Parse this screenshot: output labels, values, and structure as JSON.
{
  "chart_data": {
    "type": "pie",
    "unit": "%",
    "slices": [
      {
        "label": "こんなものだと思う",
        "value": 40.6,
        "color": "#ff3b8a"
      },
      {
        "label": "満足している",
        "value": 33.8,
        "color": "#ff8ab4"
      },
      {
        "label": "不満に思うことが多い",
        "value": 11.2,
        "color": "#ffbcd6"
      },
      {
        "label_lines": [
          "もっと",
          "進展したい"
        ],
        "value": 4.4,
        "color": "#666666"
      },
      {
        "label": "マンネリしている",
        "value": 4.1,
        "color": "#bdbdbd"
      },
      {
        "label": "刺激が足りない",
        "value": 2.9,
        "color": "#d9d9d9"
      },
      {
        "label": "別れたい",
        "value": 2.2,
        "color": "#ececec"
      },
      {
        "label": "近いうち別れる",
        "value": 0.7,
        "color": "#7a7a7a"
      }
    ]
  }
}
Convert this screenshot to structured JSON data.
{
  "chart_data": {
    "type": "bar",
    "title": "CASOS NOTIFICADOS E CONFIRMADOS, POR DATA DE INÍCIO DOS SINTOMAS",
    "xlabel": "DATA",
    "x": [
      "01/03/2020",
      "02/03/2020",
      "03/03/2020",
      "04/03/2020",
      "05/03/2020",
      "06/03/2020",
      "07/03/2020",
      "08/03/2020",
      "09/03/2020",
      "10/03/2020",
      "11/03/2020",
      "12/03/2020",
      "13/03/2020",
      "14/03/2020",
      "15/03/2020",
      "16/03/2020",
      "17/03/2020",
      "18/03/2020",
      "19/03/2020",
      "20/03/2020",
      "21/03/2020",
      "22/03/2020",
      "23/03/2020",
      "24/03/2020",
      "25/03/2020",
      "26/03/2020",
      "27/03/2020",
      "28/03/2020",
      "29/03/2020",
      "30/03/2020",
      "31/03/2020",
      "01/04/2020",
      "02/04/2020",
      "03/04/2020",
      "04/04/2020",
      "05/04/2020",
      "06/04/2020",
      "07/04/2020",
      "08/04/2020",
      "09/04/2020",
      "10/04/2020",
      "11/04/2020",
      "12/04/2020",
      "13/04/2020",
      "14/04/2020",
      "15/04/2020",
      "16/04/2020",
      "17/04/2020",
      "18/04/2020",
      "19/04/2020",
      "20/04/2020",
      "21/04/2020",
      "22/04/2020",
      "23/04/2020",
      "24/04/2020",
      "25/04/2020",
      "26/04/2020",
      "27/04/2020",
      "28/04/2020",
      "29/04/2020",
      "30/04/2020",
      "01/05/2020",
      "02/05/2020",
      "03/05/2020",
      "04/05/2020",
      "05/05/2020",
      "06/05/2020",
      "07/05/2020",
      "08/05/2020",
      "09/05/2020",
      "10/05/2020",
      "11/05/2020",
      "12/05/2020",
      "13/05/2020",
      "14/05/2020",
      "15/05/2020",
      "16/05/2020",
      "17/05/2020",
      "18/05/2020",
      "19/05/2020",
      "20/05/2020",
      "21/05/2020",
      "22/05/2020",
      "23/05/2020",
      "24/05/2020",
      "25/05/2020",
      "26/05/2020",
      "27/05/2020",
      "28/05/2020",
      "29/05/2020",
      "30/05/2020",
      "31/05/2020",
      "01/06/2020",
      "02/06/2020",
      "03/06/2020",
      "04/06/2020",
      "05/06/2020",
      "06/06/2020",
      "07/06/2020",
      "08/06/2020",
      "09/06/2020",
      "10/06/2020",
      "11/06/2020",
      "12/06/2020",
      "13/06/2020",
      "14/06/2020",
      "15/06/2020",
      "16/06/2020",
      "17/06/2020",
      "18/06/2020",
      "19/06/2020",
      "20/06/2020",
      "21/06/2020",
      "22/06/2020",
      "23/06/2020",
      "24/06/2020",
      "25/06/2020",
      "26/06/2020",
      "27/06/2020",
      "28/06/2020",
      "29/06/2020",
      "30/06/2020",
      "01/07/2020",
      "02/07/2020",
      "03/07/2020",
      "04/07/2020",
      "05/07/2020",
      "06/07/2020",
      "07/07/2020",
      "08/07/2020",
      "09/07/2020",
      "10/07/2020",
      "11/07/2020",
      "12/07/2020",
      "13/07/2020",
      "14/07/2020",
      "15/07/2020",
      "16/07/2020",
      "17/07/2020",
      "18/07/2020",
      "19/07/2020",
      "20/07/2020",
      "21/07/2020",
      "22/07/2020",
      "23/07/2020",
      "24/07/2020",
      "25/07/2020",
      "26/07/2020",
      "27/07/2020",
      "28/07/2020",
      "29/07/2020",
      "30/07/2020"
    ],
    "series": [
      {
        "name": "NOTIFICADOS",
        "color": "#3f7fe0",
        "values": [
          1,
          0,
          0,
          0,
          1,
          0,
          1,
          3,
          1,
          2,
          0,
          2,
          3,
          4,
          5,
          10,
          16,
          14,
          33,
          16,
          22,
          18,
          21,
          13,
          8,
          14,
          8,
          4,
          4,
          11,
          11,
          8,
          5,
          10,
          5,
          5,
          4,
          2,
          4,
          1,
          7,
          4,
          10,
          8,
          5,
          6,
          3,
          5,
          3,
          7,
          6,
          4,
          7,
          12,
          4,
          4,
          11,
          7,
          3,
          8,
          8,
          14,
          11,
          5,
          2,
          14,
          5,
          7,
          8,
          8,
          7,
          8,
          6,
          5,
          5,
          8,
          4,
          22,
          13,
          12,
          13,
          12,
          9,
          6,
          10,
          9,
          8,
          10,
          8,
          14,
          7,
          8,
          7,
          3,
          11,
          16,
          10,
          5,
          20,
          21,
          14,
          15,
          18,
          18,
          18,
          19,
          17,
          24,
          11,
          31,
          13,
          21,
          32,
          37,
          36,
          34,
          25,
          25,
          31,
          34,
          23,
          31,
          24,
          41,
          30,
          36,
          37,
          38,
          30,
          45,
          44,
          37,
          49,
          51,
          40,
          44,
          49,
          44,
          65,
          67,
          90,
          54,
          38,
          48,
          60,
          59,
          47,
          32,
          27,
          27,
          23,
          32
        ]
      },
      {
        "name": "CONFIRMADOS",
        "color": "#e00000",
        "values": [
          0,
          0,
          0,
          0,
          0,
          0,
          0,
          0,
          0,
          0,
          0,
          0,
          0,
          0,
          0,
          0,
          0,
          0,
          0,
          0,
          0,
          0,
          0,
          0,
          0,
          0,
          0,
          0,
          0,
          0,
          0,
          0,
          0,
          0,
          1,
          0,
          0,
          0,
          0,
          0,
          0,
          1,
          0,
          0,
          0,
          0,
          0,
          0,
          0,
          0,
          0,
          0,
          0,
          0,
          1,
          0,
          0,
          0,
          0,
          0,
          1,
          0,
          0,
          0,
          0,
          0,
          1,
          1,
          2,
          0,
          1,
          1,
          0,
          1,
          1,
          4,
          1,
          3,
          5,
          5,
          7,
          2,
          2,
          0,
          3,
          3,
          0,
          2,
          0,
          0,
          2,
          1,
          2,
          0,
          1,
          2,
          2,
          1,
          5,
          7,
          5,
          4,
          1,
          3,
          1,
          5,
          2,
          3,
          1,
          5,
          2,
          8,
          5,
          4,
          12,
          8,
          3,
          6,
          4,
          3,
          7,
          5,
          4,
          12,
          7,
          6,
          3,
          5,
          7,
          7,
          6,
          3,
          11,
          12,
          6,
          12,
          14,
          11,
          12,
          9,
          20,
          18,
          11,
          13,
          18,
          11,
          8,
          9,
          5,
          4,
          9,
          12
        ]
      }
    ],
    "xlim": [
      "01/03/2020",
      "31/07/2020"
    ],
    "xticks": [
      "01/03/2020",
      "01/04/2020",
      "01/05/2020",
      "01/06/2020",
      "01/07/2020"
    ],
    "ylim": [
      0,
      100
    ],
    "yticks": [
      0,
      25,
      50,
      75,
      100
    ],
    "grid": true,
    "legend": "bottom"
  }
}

○ ○ ○

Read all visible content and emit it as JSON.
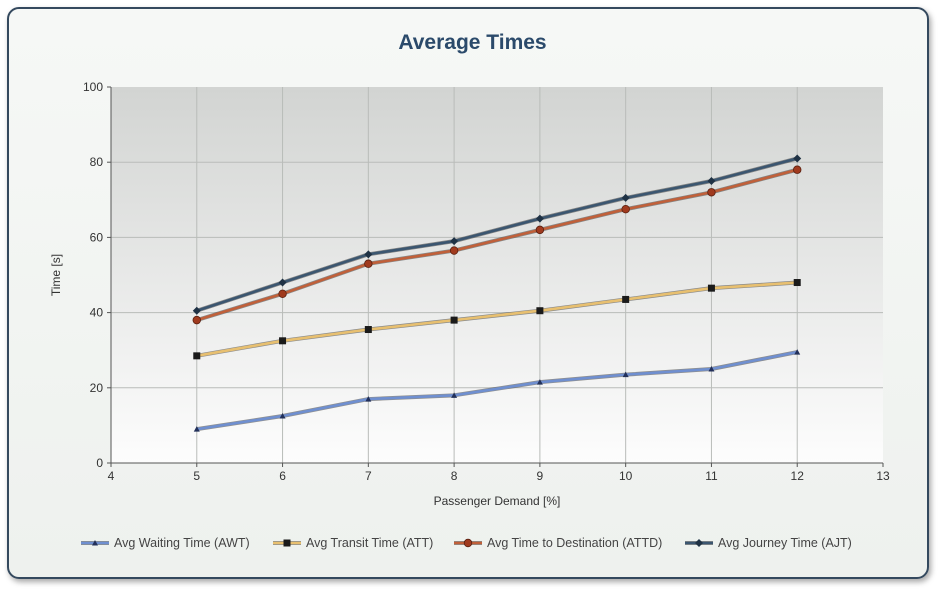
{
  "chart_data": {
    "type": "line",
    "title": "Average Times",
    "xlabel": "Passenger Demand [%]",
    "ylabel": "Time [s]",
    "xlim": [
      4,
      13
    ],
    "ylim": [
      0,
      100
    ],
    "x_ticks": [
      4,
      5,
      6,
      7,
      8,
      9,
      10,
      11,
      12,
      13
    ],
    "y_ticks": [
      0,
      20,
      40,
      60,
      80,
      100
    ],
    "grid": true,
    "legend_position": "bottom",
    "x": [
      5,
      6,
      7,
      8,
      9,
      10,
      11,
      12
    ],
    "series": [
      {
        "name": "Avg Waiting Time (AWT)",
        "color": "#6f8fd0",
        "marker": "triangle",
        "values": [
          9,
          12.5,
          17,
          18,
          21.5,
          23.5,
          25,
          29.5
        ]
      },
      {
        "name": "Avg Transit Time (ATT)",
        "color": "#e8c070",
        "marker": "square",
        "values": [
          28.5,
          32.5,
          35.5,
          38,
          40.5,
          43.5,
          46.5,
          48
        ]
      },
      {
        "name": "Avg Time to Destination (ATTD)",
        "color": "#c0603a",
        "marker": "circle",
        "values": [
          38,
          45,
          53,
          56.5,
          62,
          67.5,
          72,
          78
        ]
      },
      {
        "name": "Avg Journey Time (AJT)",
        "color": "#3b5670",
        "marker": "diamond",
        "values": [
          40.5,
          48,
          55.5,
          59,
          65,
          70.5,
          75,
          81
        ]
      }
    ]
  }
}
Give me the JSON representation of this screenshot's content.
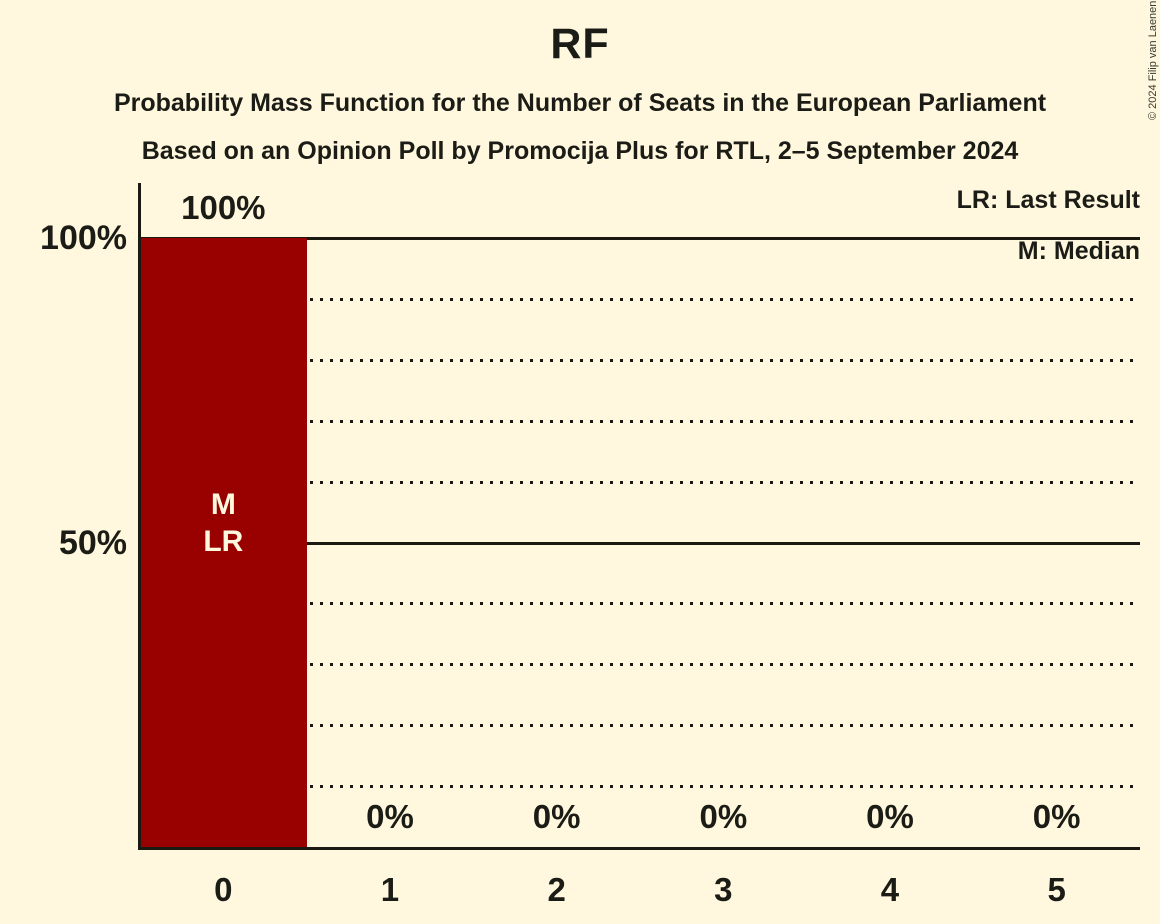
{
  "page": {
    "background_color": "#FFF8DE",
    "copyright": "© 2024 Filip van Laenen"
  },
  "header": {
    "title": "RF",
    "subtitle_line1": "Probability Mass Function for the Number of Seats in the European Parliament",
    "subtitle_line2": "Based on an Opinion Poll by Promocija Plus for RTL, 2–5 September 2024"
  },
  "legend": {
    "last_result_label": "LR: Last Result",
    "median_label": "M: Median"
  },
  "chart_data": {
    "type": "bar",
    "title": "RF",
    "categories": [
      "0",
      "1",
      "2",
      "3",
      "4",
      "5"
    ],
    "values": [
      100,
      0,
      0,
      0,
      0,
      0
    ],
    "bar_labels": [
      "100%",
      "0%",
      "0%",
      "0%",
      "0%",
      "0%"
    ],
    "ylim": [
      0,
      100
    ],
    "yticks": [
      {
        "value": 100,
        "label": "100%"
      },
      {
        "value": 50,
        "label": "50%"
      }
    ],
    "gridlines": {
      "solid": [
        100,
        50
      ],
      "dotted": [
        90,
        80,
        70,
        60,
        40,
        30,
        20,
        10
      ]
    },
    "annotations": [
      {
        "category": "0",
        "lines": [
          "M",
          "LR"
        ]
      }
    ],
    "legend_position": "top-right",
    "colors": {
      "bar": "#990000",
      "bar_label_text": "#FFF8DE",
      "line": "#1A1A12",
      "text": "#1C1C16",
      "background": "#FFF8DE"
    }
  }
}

○ ○ ○

## Task to complete:
From the entries above, return each line with the word "this" in it.

## Task output:
Parse this screenshot: output labels, values, and structure as JSON.
Convert this screenshot to structured JSON data.
Give me the JSON representation of this screenshot's content.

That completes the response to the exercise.